Omit the pictures, please, and give each record below again exactly.

-=-=-=-=-

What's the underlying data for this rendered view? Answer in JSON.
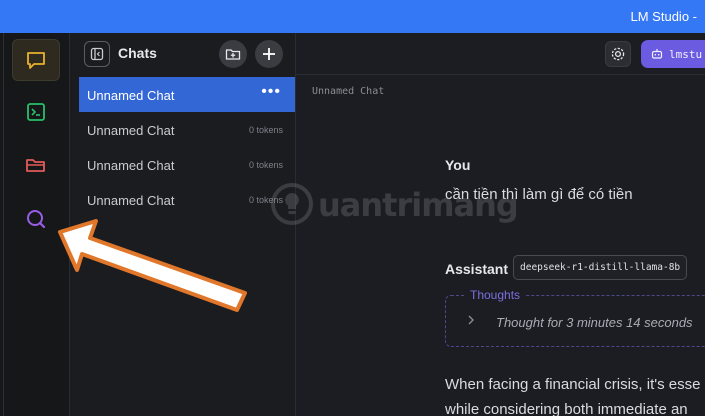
{
  "window": {
    "title": "LM Studio -"
  },
  "rail": {
    "items": [
      {
        "icon": "chat-bubble-icon",
        "active": true,
        "color": "#e8b22c"
      },
      {
        "icon": "terminal-icon",
        "active": false,
        "color": "#28c06a"
      },
      {
        "icon": "folder-icon",
        "active": false,
        "color": "#e05b5b"
      },
      {
        "icon": "search-icon",
        "active": false,
        "color": "#9a5de6"
      }
    ]
  },
  "sidebar": {
    "title": "Chats",
    "chats": [
      {
        "name": "Unnamed Chat",
        "selected": true,
        "more": "•••"
      },
      {
        "name": "Unnamed Chat",
        "tokens": "0 tokens"
      },
      {
        "name": "Unnamed Chat",
        "tokens": "0 tokens"
      },
      {
        "name": "Unnamed Chat",
        "tokens": "0 tokens"
      }
    ]
  },
  "main": {
    "chat_name": "Unnamed Chat",
    "load_button": "lmstu",
    "user": {
      "label": "You",
      "message": "cần tiền thì làm gì để có tiền"
    },
    "assistant": {
      "label": "Assistant",
      "model": "deepseek-r1-distill-llama-8b",
      "thoughts_label": "Thoughts",
      "thoughts_summary": "Thought for 3 minutes 14 seconds",
      "response_lines": [
        "When facing a financial crisis, it's esse",
        "while considering both immediate an"
      ]
    }
  },
  "watermark": {
    "text": "uantrimang"
  },
  "colors": {
    "accent": "#3478f6",
    "selected_chat": "#3467d6",
    "load_button": "#6a5be0",
    "arrow_fill": "#ffffff",
    "arrow_stroke": "#e0772a"
  }
}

-=-=-=-=-

▶ _RESPONSE_
What's the underlying data for this rendered view? Answer in JSON.
{
  "window": {
    "title": "LM Studio -"
  },
  "rail": {
    "items": [
      {
        "icon": "chat-bubble-icon",
        "active": true,
        "color": "#e8b22c"
      },
      {
        "icon": "terminal-icon",
        "active": false,
        "color": "#28c06a"
      },
      {
        "icon": "folder-icon",
        "active": false,
        "color": "#e05b5b"
      },
      {
        "icon": "search-icon",
        "active": false,
        "color": "#9a5de6"
      }
    ]
  },
  "sidebar": {
    "title": "Chats",
    "chats": [
      {
        "name": "Unnamed Chat",
        "selected": true,
        "more": "•••"
      },
      {
        "name": "Unnamed Chat",
        "tokens": "0 tokens"
      },
      {
        "name": "Unnamed Chat",
        "tokens": "0 tokens"
      },
      {
        "name": "Unnamed Chat",
        "tokens": "0 tokens"
      }
    ]
  },
  "main": {
    "chat_name": "Unnamed Chat",
    "load_button": "lmstu",
    "user": {
      "label": "You",
      "message": "cần tiền thì làm gì để có tiền"
    },
    "assistant": {
      "label": "Assistant",
      "model": "deepseek-r1-distill-llama-8b",
      "thoughts_label": "Thoughts",
      "thoughts_summary": "Thought for 3 minutes 14 seconds",
      "response_lines": [
        "When facing a financial crisis, it's esse",
        "while considering both immediate an"
      ]
    }
  },
  "watermark": {
    "text": "uantrimang"
  },
  "colors": {
    "accent": "#3478f6",
    "selected_chat": "#3467d6",
    "load_button": "#6a5be0",
    "arrow_fill": "#ffffff",
    "arrow_stroke": "#e0772a"
  }
}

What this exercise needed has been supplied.